Repeat every entry word for word, skipping the pictures.

DATASET ROWS:
····················
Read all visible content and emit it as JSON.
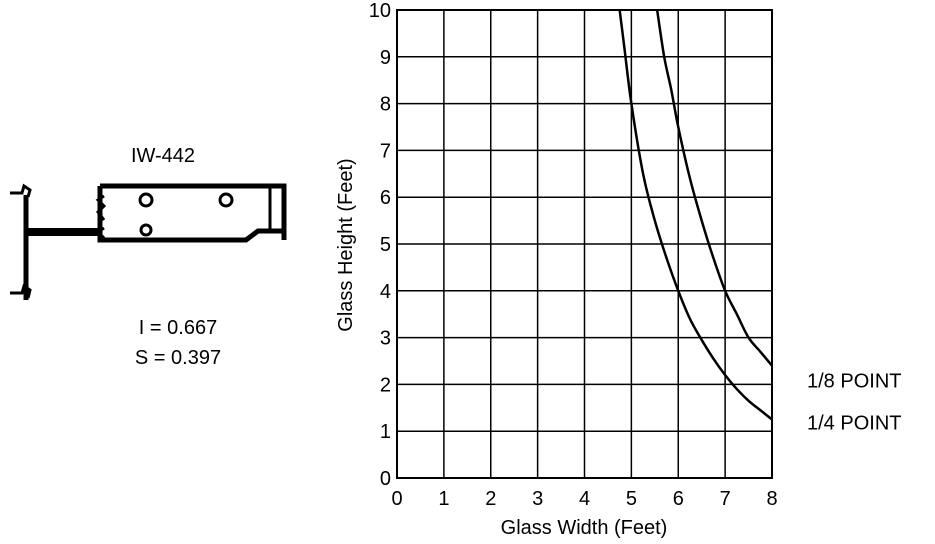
{
  "profile": {
    "name": "IW-442",
    "moment_of_inertia": "I = 0.667",
    "section_modulus": "S = 0.397"
  },
  "chart_data": {
    "type": "line",
    "title": "",
    "xlabel": "Glass Width (Feet)",
    "ylabel": "Glass Height (Feet)",
    "xlim": [
      0,
      8
    ],
    "ylim": [
      0,
      10
    ],
    "xticks": [
      0,
      1,
      2,
      3,
      4,
      5,
      6,
      7,
      8
    ],
    "yticks": [
      0,
      1,
      2,
      3,
      4,
      5,
      6,
      7,
      8,
      9,
      10
    ],
    "grid": true,
    "series": [
      {
        "name": "1/8 POINT",
        "x": [
          5.55,
          5.7,
          5.85,
          6.0,
          6.25,
          6.5,
          6.75,
          7.0,
          7.25,
          7.5,
          7.75,
          8.0
        ],
        "y": [
          10.0,
          9.0,
          8.3,
          7.5,
          6.4,
          5.5,
          4.7,
          4.0,
          3.5,
          3.0,
          2.7,
          2.4
        ]
      },
      {
        "name": "1/4 POINT",
        "x": [
          4.75,
          4.85,
          5.0,
          5.25,
          5.5,
          5.75,
          6.0,
          6.25,
          6.5,
          6.75,
          7.0,
          7.25,
          7.5,
          7.75,
          8.0
        ],
        "y": [
          10.0,
          9.2,
          8.0,
          6.5,
          5.5,
          4.7,
          4.0,
          3.4,
          2.95,
          2.55,
          2.2,
          1.9,
          1.65,
          1.45,
          1.25
        ]
      }
    ]
  }
}
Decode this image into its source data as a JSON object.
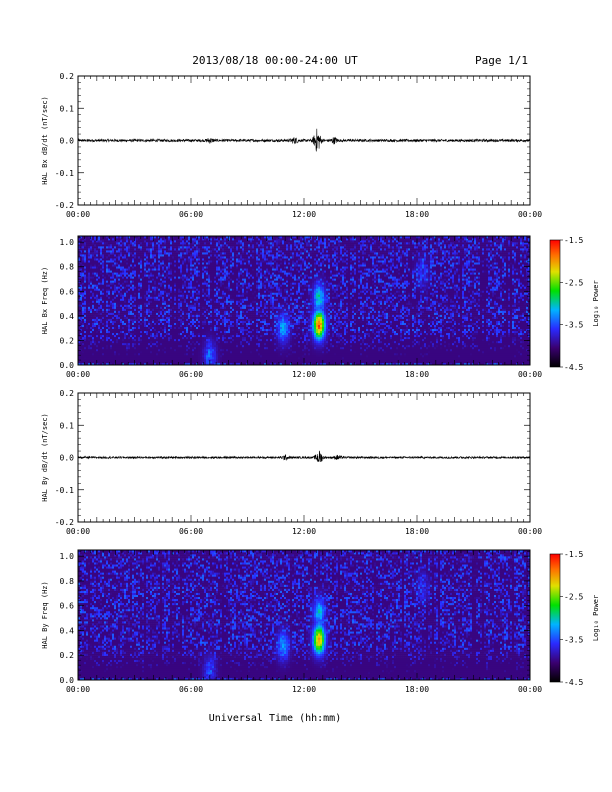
····················
FINAL RESULT:
Read all visible content and emit it as JSON.
{
  "profile": {
    "name": "IW-442",
    "moment_of_inertia": "I = 0.667",
    "section_modulus": "S = 0.397"
  },
  "chart_data": {
    "type": "line",
    "title": "",
    "xlabel": "Glass Width (Feet)",
    "ylabel": "Glass Height (Feet)",
    "xlim": [
      0,
      8
    ],
    "ylim": [
      0,
      10
    ],
    "xticks": [
      0,
      1,
      2,
      3,
      4,
      5,
      6,
      7,
      8
    ],
    "yticks": [
      0,
      1,
      2,
      3,
      4,
      5,
      6,
      7,
      8,
      9,
      10
    ],
    "grid": true,
    "series": [
      {
        "name": "1/8 POINT",
        "x": [
          5.55,
          5.7,
          5.85,
          6.0,
          6.25,
          6.5,
          6.75,
          7.0,
          7.25,
          7.5,
          7.75,
          8.0
        ],
        "y": [
          10.0,
          9.0,
          8.3,
          7.5,
          6.4,
          5.5,
          4.7,
          4.0,
          3.5,
          3.0,
          2.7,
          2.4
        ]
      },
      {
        "name": "1/4 POINT",
        "x": [
          4.75,
          4.85,
          5.0,
          5.25,
          5.5,
          5.75,
          6.0,
          6.25,
          6.5,
          6.75,
          7.0,
          7.25,
          7.5,
          7.75,
          8.0
        ],
        "y": [
          10.0,
          9.2,
          8.0,
          6.5,
          5.5,
          4.7,
          4.0,
          3.4,
          2.95,
          2.55,
          2.2,
          1.9,
          1.65,
          1.45,
          1.25
        ]
      }
    ]
  }
}
Decode this image into its source data as a JSON object.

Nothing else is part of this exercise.